__TASKS TO CARRY OUT__
A: According to the text on Delta's inflight connectivity, how many aircraft does Delta fly with Viasat's Ka-band GEO satellite-based IFC solution?
B: Summarize the text on Delta's inflight entertainment and connectivity in two sentences.
C: Write the next part of the text on Delta and Hughes Fusion, picking up after its final sentence.
[Opening TEXT UNDER STUDY section]
As ever, offering advanced inflight entertainment and connectivity is a core part of Delta’s elevated passenger experience. The carrier has no fewer than 165,000 IFE screens in its fleet, and now flies 888 aircraft with Viasat’s Ka-band geostationary (GEO) satellite-based IFC solution in support of free Wi-Fi as part of the Delta Sync ecosystem.

But Delta is also now moving forward with the integration of its IFE and connectivity, in a bid to transform those displays into smart screens that leverage personalization. Viasat is a key partner in that integration project, but now so too is Hughes, which is bringing its groundbreaking Hughes Fusion IFC product to the carrier’s IFE-fitted Boeing  717 aircraft later this year, plus select future new-delivery Airbus A350-1000s and A321neos.

Fusion is a LEO/GEO multi-orbit, multi-network, multi-band, multi-beam hybrid which features two antennas, a ThinKom Solutions VICTS antenna for Ka-band GEO service plus a Hughes LEO-only electronically steered antenna to support Eutelsat OneWeb’s Ku-band LEO service.

Describing Delta’s unique vision for “multi-orbit” IFC and why Hughes Fusion is a differentiator, Latta said during Hughes’ Global Business Update at SATELLITE 2025: “When we think of multi-orbit, you know, I’ll make an analogy with automobiles… Some of us have a front-wheel drive car, right? And so the front-wheel drive car is more economical, better in the snow, more simple. But some of us have a rear-wheel drive car, right? Better balance, better acceleration, better on the track, better for towing.
[Closing TEXT UNDER STUDY section]
[Opening PROVIDED RECORDS section]
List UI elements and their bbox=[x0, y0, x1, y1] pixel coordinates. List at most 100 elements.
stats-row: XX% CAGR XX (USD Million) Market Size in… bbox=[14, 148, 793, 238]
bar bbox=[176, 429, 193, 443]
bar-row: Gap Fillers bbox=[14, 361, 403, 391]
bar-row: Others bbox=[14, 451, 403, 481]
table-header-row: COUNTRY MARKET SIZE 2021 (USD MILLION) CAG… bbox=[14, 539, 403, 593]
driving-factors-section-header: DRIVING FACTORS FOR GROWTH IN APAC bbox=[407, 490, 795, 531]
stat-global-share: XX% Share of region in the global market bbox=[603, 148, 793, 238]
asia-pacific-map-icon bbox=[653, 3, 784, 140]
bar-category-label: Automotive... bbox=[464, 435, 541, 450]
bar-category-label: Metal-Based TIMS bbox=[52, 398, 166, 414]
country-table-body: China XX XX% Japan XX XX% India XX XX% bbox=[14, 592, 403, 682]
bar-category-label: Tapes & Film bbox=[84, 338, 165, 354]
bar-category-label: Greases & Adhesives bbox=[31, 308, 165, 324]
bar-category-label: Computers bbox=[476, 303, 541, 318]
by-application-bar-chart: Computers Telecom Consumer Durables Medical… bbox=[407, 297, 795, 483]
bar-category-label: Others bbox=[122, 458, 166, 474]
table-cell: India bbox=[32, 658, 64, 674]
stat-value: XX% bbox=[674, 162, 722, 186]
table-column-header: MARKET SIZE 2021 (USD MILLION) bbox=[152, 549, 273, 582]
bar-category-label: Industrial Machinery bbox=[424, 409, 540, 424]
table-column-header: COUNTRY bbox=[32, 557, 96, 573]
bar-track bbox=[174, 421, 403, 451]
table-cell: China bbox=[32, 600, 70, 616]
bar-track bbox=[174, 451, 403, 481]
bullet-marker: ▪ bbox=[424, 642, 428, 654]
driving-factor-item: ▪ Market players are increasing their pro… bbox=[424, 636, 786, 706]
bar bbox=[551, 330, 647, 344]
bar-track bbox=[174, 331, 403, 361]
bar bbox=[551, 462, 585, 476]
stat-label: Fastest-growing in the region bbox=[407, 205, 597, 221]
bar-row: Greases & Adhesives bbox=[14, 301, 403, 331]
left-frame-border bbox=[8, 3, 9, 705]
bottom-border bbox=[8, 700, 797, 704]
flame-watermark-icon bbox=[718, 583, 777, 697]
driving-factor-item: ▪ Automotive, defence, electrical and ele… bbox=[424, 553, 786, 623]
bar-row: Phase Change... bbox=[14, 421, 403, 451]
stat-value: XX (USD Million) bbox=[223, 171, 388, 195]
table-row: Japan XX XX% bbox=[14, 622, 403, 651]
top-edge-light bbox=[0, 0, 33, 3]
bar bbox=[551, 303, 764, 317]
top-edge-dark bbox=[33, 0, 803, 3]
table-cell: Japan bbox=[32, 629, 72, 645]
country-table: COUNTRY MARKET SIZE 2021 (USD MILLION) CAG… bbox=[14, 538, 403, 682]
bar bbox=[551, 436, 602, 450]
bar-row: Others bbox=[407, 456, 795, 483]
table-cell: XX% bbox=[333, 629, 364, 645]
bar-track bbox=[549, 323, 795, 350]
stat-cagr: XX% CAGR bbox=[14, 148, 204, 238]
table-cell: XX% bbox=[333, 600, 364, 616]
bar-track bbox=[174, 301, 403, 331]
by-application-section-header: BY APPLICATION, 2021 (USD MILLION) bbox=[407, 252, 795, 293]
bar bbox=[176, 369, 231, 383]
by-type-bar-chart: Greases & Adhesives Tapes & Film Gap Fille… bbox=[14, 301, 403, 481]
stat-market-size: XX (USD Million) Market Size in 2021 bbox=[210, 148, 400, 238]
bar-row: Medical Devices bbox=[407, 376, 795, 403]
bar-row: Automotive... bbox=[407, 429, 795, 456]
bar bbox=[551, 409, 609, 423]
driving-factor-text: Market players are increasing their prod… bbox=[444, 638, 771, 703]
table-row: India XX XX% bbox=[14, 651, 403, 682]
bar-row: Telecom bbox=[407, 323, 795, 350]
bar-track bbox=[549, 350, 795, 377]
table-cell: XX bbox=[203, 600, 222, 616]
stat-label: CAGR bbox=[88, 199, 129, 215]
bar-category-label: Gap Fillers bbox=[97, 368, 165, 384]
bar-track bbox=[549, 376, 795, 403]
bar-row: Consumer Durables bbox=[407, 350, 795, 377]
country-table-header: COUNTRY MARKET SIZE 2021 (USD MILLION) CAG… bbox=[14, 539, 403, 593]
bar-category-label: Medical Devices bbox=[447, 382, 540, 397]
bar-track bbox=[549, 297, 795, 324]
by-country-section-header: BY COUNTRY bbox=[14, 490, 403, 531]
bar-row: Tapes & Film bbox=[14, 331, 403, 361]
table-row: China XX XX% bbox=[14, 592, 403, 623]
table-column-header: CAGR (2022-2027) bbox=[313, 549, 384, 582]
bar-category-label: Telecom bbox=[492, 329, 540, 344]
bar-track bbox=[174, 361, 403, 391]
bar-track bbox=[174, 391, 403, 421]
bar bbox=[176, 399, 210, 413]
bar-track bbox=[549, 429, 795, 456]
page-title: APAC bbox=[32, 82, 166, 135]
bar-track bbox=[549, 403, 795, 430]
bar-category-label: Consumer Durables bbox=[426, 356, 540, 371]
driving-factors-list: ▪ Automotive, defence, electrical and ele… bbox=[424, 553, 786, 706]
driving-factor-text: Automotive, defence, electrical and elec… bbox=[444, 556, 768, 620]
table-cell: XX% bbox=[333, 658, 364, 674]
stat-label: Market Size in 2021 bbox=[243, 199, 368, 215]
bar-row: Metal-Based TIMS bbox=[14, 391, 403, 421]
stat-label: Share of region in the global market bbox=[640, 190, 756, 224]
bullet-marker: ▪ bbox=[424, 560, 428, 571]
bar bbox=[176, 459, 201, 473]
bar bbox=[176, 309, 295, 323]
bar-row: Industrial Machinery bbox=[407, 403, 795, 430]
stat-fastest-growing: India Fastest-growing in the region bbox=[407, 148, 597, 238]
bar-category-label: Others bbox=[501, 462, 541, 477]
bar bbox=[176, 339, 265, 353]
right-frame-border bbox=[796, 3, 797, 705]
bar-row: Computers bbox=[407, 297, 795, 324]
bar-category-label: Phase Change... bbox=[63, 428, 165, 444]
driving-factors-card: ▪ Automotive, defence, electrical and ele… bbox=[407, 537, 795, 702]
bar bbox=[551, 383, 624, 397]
[Closing PROVIDED RECORDS section]
__ANSWERS BY ITEM__
A: 888 aircraft.

B: Delta has at least 165,000 IFE screens and flies 888 aircraft with Viasat's Ka-band GEO IFC supporting free Wi-Fi, and it is now integrating IFE and connectivity to turn those displays into personalized smart screens. Hughes has joined Viasat as a partner in that project and will bring its Hughes Fusion product, a LEO/GEO multi-orbit hybrid with two antennas, to Delta's IFE-fitted Boeing 717s later this year and to select future A350-1000s and A321neos.

C:
“So when we think of multi-orbit, [it’s] selectable. I can select front-wheel drive and I’ve got some some good characteristics there. I can select rear-wheel drive; I’ve got some good characteristics there. But if multi-orbit is selectable, you’re giving up and trading off something relative to delivering a great experience.

So my analogy for Hughes Fusion is they’re giving us all-wheel drive all the time.

So we’re able to pull from each orbit what we need in order to optimize and deliver that elevated experience to our customers without compromise.

We’re not giving up something to do that. We’re actually pulling from all of those assets simultaneously. And by doing that we also have resiliency. So if there is an issue or anomaly on one network, we can pull from the other network and deliver for that always available customer experience.

Reza Rasoulian, who serves as senior vice president of the Aviation Business Unit at Hughes, said Latta’s analogy was “actually perfect. Why compromise when we’re trying to deliver a fantastic passenger experience?”

It is not immediately clear if the new-delivery Delta A350s and A321neos will enter post-delivery retrofit modifications at Delta TechOps for the Hughes Fusion installations, but it seems likely given that Delta once took the same approach when installing the Intelsat (formerly Gogo) 2Ku IFC system on its A350s (before the system was linefit offerable at Airbus).

For Delta’s regional aircraft, which do not carry seatback IFE, management had very significant weight requirements. “So, it was to deliver the same streaming class experience, but to do it at a much lower weight,” said Latta. The high-capacity Hughes Inflight GEO solution uses ThinKom’s smaller, lighter Ka1717 VICTS hardware.

Delta started the process with an RFP in 2022. “And we have a very extensive validation process for any new technology that goes on the plane because what we don’t want to do is put a technology on the aircraft that we have to ultimately retrofit prematurely,” said Latta.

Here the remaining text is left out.